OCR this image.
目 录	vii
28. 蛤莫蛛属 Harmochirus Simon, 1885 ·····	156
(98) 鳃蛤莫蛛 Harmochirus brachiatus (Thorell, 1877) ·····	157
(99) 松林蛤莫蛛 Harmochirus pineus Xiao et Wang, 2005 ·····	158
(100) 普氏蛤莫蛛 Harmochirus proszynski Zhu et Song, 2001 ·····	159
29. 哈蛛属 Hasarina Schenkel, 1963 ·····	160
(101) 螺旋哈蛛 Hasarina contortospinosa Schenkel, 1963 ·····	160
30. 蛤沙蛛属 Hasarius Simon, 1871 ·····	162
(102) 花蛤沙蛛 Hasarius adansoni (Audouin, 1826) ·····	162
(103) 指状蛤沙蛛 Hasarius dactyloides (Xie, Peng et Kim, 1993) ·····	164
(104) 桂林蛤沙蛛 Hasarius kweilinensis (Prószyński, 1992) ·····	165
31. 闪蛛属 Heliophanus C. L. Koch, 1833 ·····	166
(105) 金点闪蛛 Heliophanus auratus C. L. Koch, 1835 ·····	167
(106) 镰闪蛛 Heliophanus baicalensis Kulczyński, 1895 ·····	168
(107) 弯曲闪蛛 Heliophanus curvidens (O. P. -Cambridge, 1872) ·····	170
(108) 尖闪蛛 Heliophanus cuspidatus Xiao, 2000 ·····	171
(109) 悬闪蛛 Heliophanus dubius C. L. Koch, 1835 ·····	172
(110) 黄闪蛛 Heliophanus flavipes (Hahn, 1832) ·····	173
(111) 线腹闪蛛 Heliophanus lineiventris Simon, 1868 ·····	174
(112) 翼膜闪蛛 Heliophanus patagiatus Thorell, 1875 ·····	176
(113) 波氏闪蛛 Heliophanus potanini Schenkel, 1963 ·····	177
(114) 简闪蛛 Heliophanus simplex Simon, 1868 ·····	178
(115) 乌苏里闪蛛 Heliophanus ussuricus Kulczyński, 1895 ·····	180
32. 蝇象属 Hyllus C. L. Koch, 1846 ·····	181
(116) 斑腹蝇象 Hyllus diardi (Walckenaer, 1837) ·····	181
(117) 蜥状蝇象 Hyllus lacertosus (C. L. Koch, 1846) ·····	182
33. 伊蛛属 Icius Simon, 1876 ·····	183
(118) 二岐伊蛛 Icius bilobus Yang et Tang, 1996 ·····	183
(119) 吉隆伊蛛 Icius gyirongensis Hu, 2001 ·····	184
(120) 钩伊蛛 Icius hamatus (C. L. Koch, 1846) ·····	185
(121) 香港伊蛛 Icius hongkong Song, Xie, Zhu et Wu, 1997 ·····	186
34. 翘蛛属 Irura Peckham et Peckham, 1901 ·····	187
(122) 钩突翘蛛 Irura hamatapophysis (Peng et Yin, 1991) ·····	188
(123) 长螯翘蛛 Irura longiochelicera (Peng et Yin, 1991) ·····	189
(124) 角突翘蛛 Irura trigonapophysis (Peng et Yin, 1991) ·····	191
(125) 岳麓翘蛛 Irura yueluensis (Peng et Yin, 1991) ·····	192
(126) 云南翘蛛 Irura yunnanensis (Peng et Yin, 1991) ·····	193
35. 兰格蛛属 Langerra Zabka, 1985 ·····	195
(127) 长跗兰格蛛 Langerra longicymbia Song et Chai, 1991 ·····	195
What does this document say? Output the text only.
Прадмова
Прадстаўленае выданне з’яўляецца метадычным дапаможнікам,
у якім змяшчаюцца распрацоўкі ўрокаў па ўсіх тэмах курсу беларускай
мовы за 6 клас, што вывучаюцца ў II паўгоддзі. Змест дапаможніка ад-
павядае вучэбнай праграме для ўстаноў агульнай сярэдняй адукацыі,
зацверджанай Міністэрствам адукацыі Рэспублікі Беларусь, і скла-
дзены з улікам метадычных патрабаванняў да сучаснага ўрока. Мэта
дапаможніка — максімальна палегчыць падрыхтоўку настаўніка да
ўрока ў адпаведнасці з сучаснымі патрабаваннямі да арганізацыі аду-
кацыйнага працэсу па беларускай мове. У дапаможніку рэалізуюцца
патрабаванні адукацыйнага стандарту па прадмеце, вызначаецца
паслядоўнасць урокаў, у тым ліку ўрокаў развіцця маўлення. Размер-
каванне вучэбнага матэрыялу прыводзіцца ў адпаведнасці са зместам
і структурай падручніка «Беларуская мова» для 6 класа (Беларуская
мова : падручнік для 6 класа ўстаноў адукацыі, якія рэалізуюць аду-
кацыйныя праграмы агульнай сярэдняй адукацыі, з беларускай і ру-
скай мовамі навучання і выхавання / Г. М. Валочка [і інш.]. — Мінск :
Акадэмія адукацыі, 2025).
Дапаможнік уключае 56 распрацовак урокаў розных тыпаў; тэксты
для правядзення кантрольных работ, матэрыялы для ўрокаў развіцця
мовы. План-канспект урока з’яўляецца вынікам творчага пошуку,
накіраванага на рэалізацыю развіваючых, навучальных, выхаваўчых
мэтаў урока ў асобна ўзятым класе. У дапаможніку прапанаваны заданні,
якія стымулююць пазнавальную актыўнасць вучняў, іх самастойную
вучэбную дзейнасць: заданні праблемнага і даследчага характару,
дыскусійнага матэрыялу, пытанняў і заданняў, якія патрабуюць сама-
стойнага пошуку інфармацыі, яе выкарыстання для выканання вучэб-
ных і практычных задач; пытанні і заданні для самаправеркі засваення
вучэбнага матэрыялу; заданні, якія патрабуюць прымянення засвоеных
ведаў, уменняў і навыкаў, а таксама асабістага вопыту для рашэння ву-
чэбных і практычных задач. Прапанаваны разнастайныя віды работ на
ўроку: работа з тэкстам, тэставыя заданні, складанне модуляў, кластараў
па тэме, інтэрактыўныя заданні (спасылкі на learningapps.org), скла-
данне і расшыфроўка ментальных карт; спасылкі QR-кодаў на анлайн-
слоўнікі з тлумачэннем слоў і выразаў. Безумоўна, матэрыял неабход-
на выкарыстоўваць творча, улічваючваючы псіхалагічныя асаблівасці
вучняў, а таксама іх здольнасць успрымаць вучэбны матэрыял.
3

- _What is required_: Report how many lines in the listing include the word "агульнай". Give nothing but the count.

- _Correct answer_: 2